DATASET RECORDS »
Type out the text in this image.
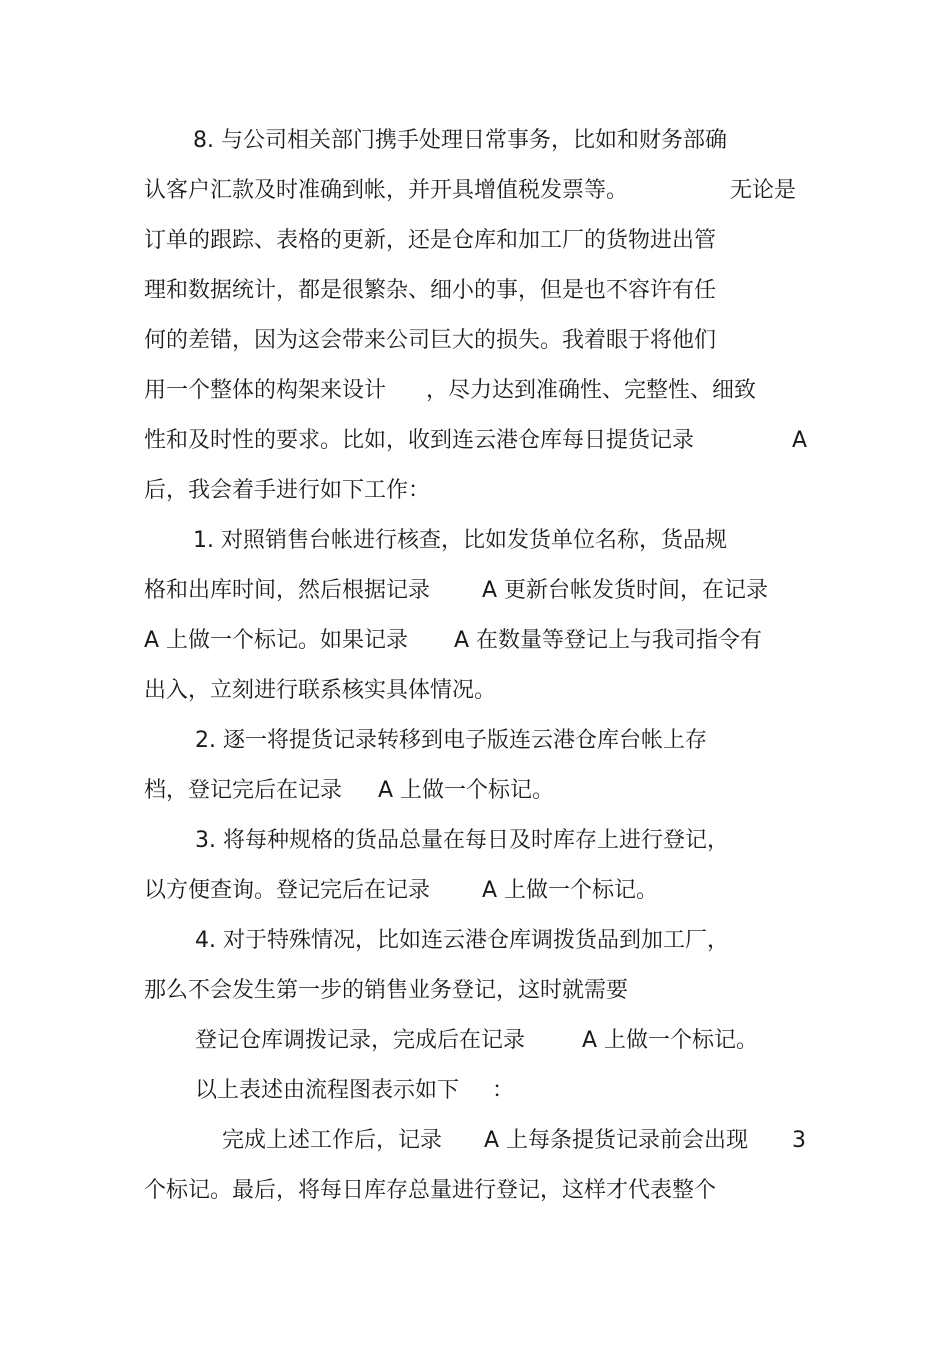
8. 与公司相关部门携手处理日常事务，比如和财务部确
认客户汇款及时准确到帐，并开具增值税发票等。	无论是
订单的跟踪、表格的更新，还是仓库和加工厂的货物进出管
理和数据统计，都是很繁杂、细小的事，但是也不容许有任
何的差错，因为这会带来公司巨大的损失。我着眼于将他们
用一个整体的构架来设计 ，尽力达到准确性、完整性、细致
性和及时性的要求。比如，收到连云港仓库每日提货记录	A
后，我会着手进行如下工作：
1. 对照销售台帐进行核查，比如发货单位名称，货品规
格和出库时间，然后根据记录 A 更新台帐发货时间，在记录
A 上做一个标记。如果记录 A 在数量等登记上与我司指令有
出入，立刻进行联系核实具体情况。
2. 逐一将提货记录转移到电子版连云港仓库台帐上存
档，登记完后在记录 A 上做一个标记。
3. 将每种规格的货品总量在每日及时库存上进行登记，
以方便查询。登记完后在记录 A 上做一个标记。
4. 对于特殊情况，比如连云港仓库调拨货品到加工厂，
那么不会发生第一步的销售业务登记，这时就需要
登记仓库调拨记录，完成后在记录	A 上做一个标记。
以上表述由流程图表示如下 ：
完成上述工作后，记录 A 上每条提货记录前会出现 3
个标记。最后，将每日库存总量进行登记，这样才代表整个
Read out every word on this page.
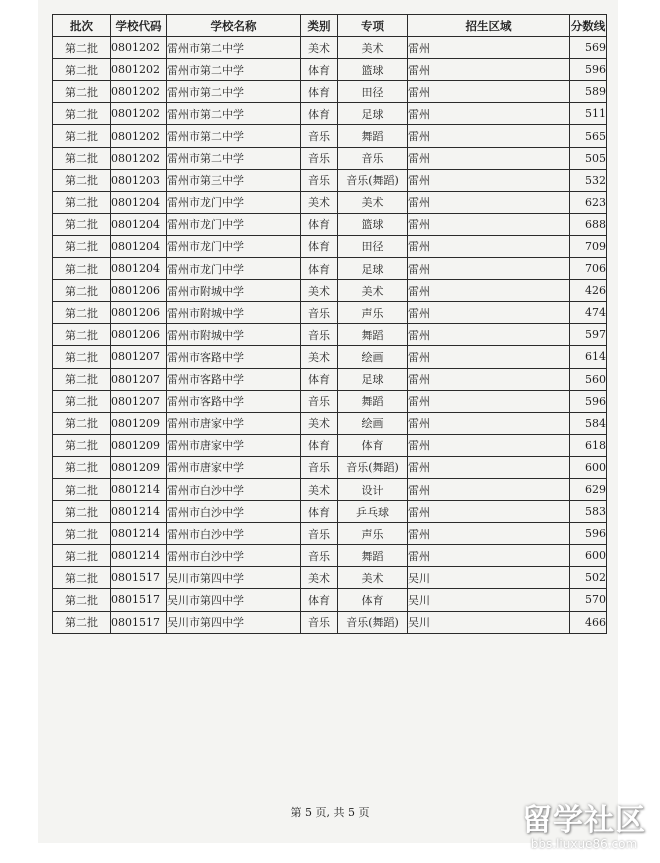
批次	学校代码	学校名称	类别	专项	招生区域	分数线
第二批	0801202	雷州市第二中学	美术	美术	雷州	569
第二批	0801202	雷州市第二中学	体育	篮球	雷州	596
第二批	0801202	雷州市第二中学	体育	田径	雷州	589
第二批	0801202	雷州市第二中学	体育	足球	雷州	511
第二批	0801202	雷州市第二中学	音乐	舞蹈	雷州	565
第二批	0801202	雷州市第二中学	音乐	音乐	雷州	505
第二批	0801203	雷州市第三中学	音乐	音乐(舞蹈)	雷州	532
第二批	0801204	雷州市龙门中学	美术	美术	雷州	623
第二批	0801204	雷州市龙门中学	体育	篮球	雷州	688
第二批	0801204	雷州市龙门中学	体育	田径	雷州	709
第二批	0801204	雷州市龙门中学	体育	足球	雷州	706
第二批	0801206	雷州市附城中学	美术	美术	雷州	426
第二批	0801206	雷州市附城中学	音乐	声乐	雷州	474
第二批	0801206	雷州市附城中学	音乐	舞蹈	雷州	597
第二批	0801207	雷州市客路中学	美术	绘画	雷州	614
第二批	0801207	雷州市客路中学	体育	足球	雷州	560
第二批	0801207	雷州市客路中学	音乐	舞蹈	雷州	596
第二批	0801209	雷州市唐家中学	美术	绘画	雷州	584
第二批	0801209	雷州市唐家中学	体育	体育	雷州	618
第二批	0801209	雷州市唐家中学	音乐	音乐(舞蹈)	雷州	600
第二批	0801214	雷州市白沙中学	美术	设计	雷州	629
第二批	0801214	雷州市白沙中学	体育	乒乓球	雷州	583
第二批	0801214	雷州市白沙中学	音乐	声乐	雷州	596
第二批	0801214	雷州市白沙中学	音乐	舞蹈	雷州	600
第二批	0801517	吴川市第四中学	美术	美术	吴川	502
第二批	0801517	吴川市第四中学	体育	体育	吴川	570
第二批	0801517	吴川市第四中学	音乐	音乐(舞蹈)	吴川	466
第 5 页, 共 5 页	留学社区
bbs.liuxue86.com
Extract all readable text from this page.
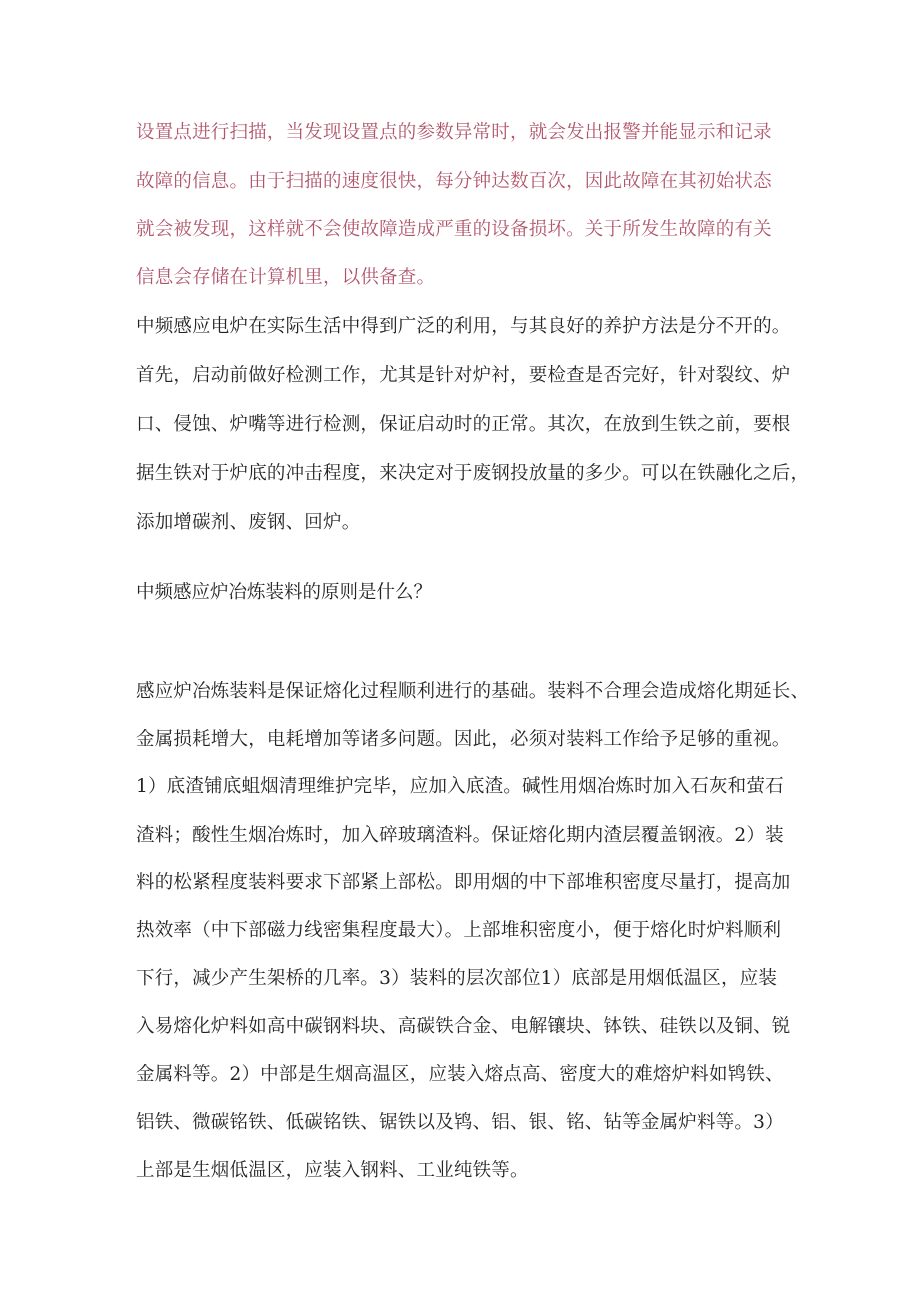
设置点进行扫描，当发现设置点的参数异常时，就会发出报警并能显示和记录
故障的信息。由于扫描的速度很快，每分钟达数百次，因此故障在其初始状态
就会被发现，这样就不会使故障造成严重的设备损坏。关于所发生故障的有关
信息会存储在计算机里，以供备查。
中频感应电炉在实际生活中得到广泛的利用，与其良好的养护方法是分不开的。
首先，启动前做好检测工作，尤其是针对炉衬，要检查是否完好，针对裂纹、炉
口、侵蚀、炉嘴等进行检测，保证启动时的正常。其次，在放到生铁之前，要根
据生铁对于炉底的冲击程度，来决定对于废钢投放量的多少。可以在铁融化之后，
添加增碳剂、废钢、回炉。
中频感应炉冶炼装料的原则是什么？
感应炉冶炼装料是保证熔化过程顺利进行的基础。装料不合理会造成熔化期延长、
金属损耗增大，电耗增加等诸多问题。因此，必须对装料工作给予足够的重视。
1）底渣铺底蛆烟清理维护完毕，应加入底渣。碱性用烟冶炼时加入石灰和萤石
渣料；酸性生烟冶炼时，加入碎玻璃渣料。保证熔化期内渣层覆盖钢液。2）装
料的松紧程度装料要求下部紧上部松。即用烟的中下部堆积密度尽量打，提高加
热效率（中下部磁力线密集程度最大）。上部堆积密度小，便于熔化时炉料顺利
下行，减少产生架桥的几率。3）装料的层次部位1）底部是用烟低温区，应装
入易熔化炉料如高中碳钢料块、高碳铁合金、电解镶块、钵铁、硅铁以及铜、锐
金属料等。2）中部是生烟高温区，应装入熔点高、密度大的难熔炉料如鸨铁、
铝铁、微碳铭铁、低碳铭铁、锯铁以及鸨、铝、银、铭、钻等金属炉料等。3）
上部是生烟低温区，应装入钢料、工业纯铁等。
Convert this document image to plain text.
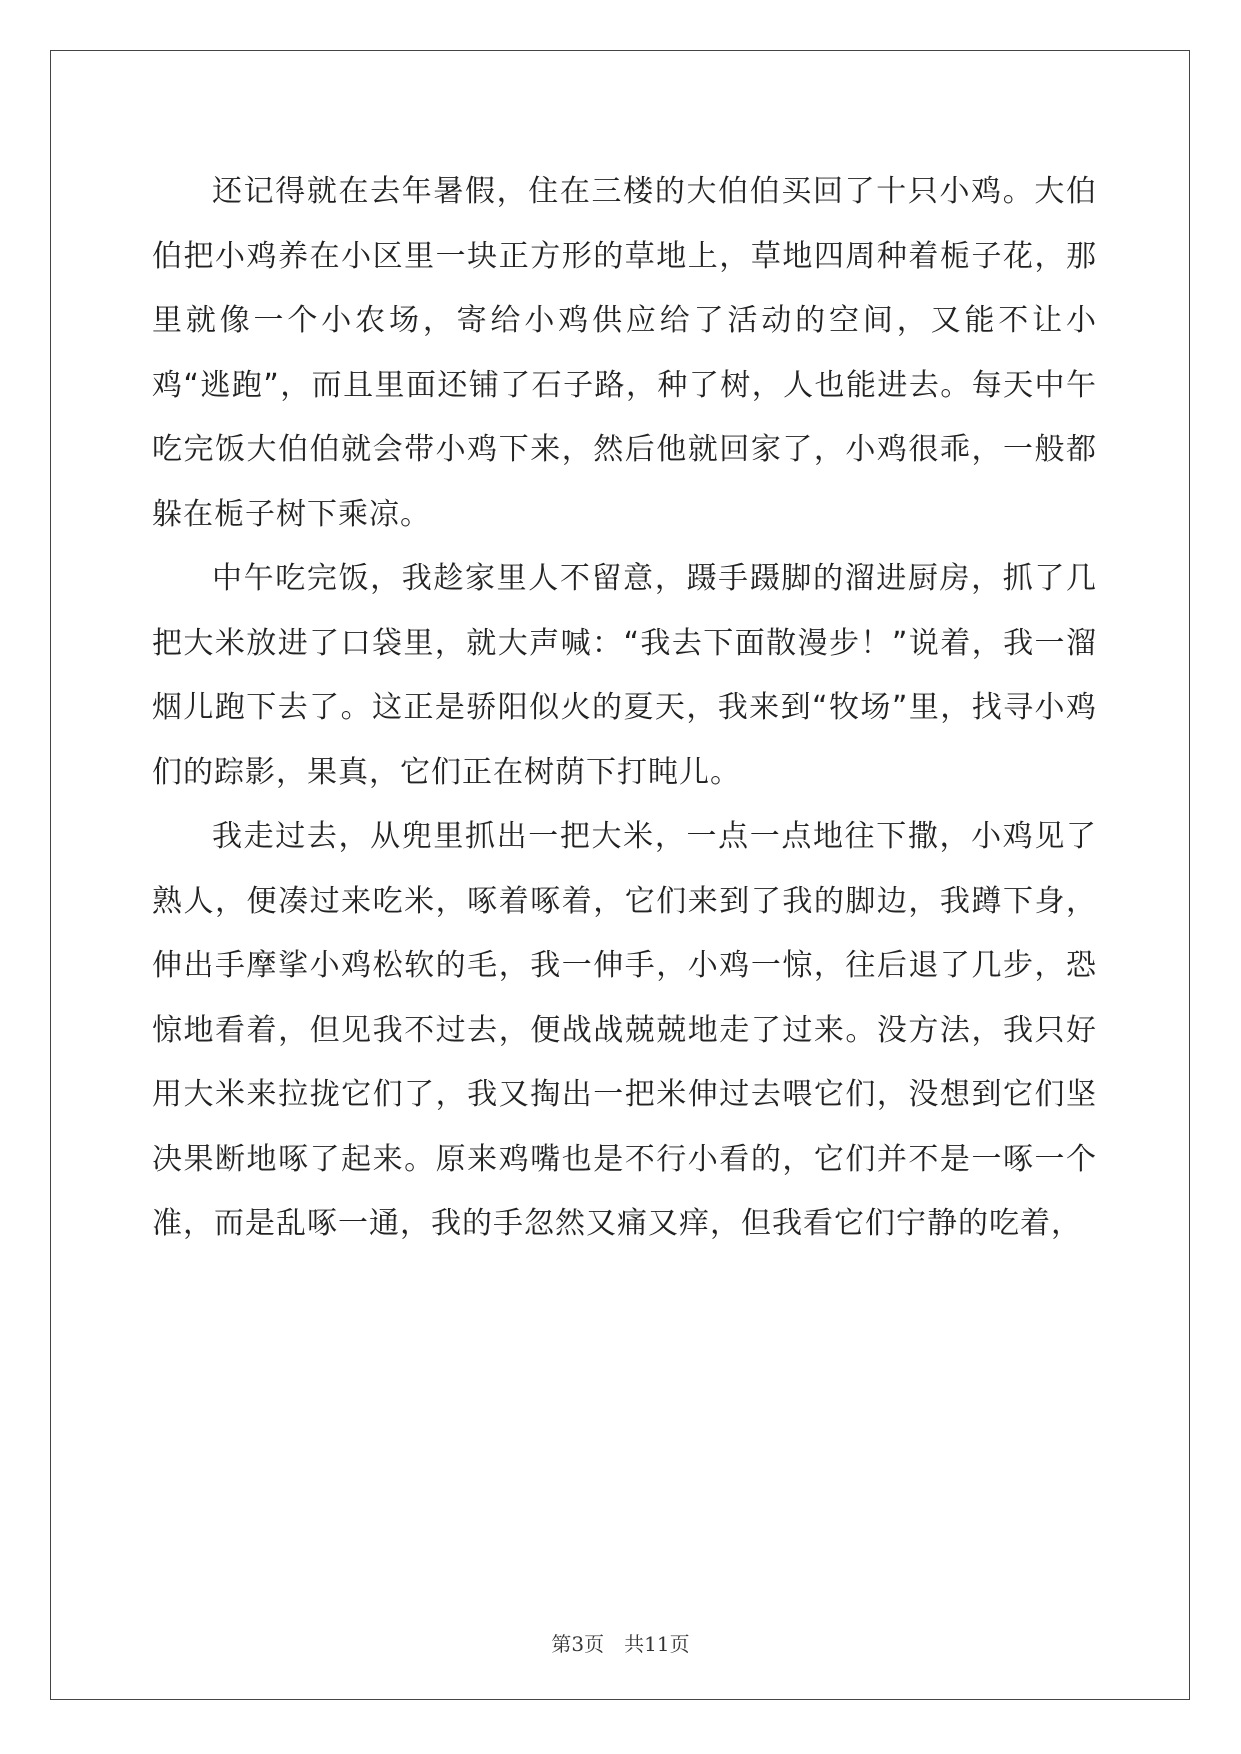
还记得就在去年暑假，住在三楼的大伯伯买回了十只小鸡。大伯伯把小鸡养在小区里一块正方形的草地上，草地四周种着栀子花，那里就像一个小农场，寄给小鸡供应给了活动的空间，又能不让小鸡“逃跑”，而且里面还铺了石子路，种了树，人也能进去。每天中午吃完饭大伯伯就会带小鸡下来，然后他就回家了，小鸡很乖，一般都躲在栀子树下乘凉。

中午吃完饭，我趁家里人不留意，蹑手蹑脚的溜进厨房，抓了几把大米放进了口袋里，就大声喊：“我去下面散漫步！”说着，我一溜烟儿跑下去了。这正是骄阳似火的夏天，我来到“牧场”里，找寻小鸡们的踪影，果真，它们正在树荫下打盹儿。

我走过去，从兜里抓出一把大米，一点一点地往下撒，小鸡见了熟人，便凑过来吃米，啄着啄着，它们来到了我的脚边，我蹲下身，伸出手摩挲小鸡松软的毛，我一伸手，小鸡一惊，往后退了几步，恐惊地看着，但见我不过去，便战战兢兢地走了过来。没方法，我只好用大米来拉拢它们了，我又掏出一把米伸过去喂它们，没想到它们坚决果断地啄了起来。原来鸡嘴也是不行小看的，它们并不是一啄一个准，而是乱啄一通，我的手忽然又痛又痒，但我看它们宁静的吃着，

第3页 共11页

SHORT EXERCISE »
Without the pictures, transcribe the listing above exactly.

THE SOLUTION »
Type out the text in this image.
8. 与公司相关部门携手处理日常事务，比如和财务部确
认客户汇款及时准确到帐，并开具增值税发票等。	无论是
订单的跟踪、表格的更新，还是仓库和加工厂的货物进出管
理和数据统计，都是很繁杂、细小的事，但是也不容许有任
何的差错，因为这会带来公司巨大的损失。我着眼于将他们
用一个整体的构架来设计 ，尽力达到准确性、完整性、细致
性和及时性的要求。比如，收到连云港仓库每日提货记录	A
后，我会着手进行如下工作：
1. 对照销售台帐进行核查，比如发货单位名称，货品规
格和出库时间，然后根据记录 A 更新台帐发货时间，在记录
A 上做一个标记。如果记录 A 在数量等登记上与我司指令有
出入，立刻进行联系核实具体情况。
2. 逐一将提货记录转移到电子版连云港仓库台帐上存
档，登记完后在记录 A 上做一个标记。
3. 将每种规格的货品总量在每日及时库存上进行登记，
以方便查询。登记完后在记录 A 上做一个标记。
4. 对于特殊情况，比如连云港仓库调拨货品到加工厂，
那么不会发生第一步的销售业务登记，这时就需要
登记仓库调拨记录，完成后在记录	A 上做一个标记。
以上表述由流程图表示如下 ：
完成上述工作后，记录 A 上每条提货记录前会出现 3
个标记。最后，将每日库存总量进行登记，这样才代表整个
Read out every word on this page.
批次	学校代码	学校名称	类别	专项	招生区域	分数线
第二批	0801202	雷州市第二中学	美术	美术	雷州	569
第二批	0801202	雷州市第二中学	体育	篮球	雷州	596
第二批	0801202	雷州市第二中学	体育	田径	雷州	589
第二批	0801202	雷州市第二中学	体育	足球	雷州	511
第二批	0801202	雷州市第二中学	音乐	舞蹈	雷州	565
第二批	0801202	雷州市第二中学	音乐	音乐	雷州	505
第二批	0801203	雷州市第三中学	音乐	音乐(舞蹈)	雷州	532
第二批	0801204	雷州市龙门中学	美术	美术	雷州	623
第二批	0801204	雷州市龙门中学	体育	篮球	雷州	688
第二批	0801204	雷州市龙门中学	体育	田径	雷州	709
第二批	0801204	雷州市龙门中学	体育	足球	雷州	706
第二批	0801206	雷州市附城中学	美术	美术	雷州	426
第二批	0801206	雷州市附城中学	音乐	声乐	雷州	474
第二批	0801206	雷州市附城中学	音乐	舞蹈	雷州	597
第二批	0801207	雷州市客路中学	美术	绘画	雷州	614
第二批	0801207	雷州市客路中学	体育	足球	雷州	560
第二批	0801207	雷州市客路中学	音乐	舞蹈	雷州	596
第二批	0801209	雷州市唐家中学	美术	绘画	雷州	584
第二批	0801209	雷州市唐家中学	体育	体育	雷州	618
第二批	0801209	雷州市唐家中学	音乐	音乐(舞蹈)	雷州	600
第二批	0801214	雷州市白沙中学	美术	设计	雷州	629
第二批	0801214	雷州市白沙中学	体育	乒乓球	雷州	583
第二批	0801214	雷州市白沙中学	音乐	声乐	雷州	596
第二批	0801214	雷州市白沙中学	音乐	舞蹈	雷州	600
第二批	0801517	吴川市第四中学	美术	美术	吴川	502
第二批	0801517	吴川市第四中学	体育	体育	吴川	570
第二批	0801517	吴川市第四中学	音乐	音乐(舞蹈)	吴川	466
第 5 页, 共 5 页	留学社区
bbs.liuxue86.com
Extract all readable text from this page.
设置点进行扫描，当发现设置点的参数异常时，就会发出报警并能显示和记录
故障的信息。由于扫描的速度很快，每分钟达数百次，因此故障在其初始状态
就会被发现，这样就不会使故障造成严重的设备损坏。关于所发生故障的有关
信息会存储在计算机里，以供备查。
中频感应电炉在实际生活中得到广泛的利用，与其良好的养护方法是分不开的。
首先，启动前做好检测工作，尤其是针对炉衬，要检查是否完好，针对裂纹、炉
口、侵蚀、炉嘴等进行检测，保证启动时的正常。其次，在放到生铁之前，要根
据生铁对于炉底的冲击程度，来决定对于废钢投放量的多少。可以在铁融化之后，
添加增碳剂、废钢、回炉。
中频感应炉冶炼装料的原则是什么？
感应炉冶炼装料是保证熔化过程顺利进行的基础。装料不合理会造成熔化期延长、
金属损耗增大，电耗增加等诸多问题。因此，必须对装料工作给予足够的重视。
1）底渣铺底蛆烟清理维护完毕，应加入底渣。碱性用烟冶炼时加入石灰和萤石
渣料；酸性生烟冶炼时，加入碎玻璃渣料。保证熔化期内渣层覆盖钢液。2）装
料的松紧程度装料要求下部紧上部松。即用烟的中下部堆积密度尽量打，提高加
热效率（中下部磁力线密集程度最大）。上部堆积密度小，便于熔化时炉料顺利
下行，减少产生架桥的几率。3）装料的层次部位1）底部是用烟低温区，应装
入易熔化炉料如高中碳钢料块、高碳铁合金、电解镶块、钵铁、硅铁以及铜、锐
金属料等。2）中部是生烟高温区，应装入熔点高、密度大的难熔炉料如鸨铁、
铝铁、微碳铭铁、低碳铭铁、锯铁以及鸨、铝、银、铭、钻等金属炉料等。3）
上部是生烟低温区，应装入钢料、工业纯铁等。
Convert this document image to plain text.
还记得就在去年暑假，住在三楼的大伯伯买回了十只小鸡。大伯伯把小鸡养在小区里一块正方形的草地上，草地四周种着栀子花，那里就像一个小农场，寄给小鸡供应给了活动的空间，又能不让小鸡“逃跑”，而且里面还铺了石子路，种了树，人也能进去。每天中午吃完饭大伯伯就会带小鸡下来，然后他就回家了，小鸡很乖，一般都躲在栀子树下乘凉。

中午吃完饭，我趁家里人不留意，蹑手蹑脚的溜进厨房，抓了几把大米放进了口袋里，就大声喊：“我去下面散漫步！”说着，我一溜烟儿跑下去了。这正是骄阳似火的夏天，我来到“牧场”里，找寻小鸡们的踪影，果真，它们正在树荫下打盹儿。

我走过去，从兜里抓出一把大米，一点一点地往下撒，小鸡见了熟人，便凑过来吃米，啄着啄着，它们来到了我的脚边，我蹲下身，伸出手摩挲小鸡松软的毛，我一伸手，小鸡一惊，往后退了几步，恐惊地看着，但见我不过去，便战战兢兢地走了过来。没方法，我只好用大米来拉拢它们了，我又掏出一把米伸过去喂它们，没想到它们坚决果断地啄了起来。原来鸡嘴也是不行小看的，它们并不是一啄一个准，而是乱啄一通，我的手忽然又痛又痒，但我看它们宁静的吃着，

第3页 共11页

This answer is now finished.